#### DATA SUPPLIED:
——————
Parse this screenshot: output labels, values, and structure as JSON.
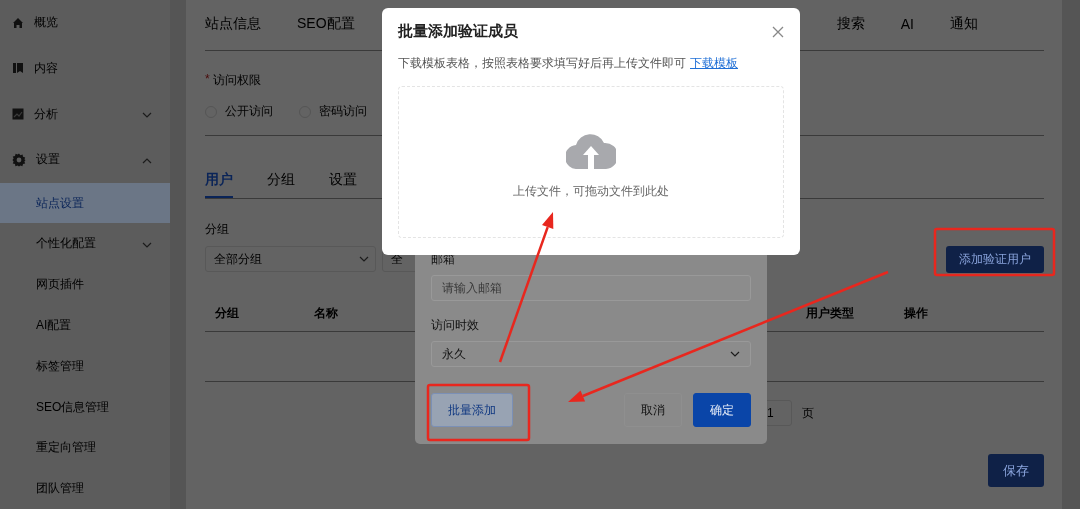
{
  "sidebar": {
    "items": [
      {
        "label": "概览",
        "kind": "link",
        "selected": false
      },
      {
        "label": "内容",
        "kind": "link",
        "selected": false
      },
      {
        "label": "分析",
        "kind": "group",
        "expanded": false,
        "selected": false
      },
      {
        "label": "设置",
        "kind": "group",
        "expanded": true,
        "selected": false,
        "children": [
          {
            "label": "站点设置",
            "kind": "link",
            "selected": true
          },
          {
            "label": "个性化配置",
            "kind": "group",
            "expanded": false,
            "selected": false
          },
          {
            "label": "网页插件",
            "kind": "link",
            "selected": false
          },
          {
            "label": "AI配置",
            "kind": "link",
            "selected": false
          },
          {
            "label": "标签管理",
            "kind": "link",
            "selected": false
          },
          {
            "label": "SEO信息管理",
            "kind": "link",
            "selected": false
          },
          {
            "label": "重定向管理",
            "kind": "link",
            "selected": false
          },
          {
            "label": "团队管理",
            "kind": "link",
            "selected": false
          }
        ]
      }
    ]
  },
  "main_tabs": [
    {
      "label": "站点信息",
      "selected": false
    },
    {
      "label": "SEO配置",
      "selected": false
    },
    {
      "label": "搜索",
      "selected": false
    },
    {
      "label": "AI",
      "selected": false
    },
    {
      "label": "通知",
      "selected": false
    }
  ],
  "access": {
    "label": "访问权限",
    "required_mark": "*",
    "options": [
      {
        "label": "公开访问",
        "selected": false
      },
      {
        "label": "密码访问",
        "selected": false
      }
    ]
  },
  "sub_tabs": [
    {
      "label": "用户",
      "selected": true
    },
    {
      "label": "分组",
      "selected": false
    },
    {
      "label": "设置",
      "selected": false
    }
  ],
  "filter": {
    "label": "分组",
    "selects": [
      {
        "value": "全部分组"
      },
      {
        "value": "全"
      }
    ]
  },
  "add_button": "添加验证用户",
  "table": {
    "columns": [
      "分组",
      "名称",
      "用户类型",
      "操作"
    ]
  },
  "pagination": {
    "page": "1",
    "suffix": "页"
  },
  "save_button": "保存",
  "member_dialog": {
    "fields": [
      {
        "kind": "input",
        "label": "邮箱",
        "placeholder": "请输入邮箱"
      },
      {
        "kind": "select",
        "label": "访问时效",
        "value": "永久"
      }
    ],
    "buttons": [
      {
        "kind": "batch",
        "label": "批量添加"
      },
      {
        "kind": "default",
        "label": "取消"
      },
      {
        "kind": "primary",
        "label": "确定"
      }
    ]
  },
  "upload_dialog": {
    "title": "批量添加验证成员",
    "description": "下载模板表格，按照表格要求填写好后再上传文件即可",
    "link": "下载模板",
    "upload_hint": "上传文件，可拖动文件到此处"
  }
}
——————
#### STATED EXERCISE:
Omit the pictures and restate the rest of the records verbatim.

#### RESULT OF THIS TASK:
Parse this screenshot: output labels, values, and structure as JSON.
{
  "sidebar": {
    "items": [
      {
        "label": "概览",
        "kind": "link",
        "selected": false
      },
      {
        "label": "内容",
        "kind": "link",
        "selected": false
      },
      {
        "label": "分析",
        "kind": "group",
        "expanded": false,
        "selected": false
      },
      {
        "label": "设置",
        "kind": "group",
        "expanded": true,
        "selected": false,
        "children": [
          {
            "label": "站点设置",
            "kind": "link",
            "selected": true
          },
          {
            "label": "个性化配置",
            "kind": "group",
            "expanded": false,
            "selected": false
          },
          {
            "label": "网页插件",
            "kind": "link",
            "selected": false
          },
          {
            "label": "AI配置",
            "kind": "link",
            "selected": false
          },
          {
            "label": "标签管理",
            "kind": "link",
            "selected": false
          },
          {
            "label": "SEO信息管理",
            "kind": "link",
            "selected": false
          },
          {
            "label": "重定向管理",
            "kind": "link",
            "selected": false
          },
          {
            "label": "团队管理",
            "kind": "link",
            "selected": false
          }
        ]
      }
    ]
  },
  "main_tabs": [
    {
      "label": "站点信息",
      "selected": false
    },
    {
      "label": "SEO配置",
      "selected": false
    },
    {
      "label": "搜索",
      "selected": false
    },
    {
      "label": "AI",
      "selected": false
    },
    {
      "label": "通知",
      "selected": false
    }
  ],
  "access": {
    "label": "访问权限",
    "required_mark": "*",
    "options": [
      {
        "label": "公开访问",
        "selected": false
      },
      {
        "label": "密码访问",
        "selected": false
      }
    ]
  },
  "sub_tabs": [
    {
      "label": "用户",
      "selected": true
    },
    {
      "label": "分组",
      "selected": false
    },
    {
      "label": "设置",
      "selected": false
    }
  ],
  "filter": {
    "label": "分组",
    "selects": [
      {
        "value": "全部分组"
      },
      {
        "value": "全"
      }
    ]
  },
  "add_button": "添加验证用户",
  "table": {
    "columns": [
      "分组",
      "名称",
      "用户类型",
      "操作"
    ]
  },
  "pagination": {
    "page": "1",
    "suffix": "页"
  },
  "save_button": "保存",
  "member_dialog": {
    "fields": [
      {
        "kind": "input",
        "label": "邮箱",
        "placeholder": "请输入邮箱"
      },
      {
        "kind": "select",
        "label": "访问时效",
        "value": "永久"
      }
    ],
    "buttons": [
      {
        "kind": "batch",
        "label": "批量添加"
      },
      {
        "kind": "default",
        "label": "取消"
      },
      {
        "kind": "primary",
        "label": "确定"
      }
    ]
  },
  "upload_dialog": {
    "title": "批量添加验证成员",
    "description": "下载模板表格，按照表格要求填写好后再上传文件即可",
    "link": "下载模板",
    "upload_hint": "上传文件，可拖动文件到此处"
  }
}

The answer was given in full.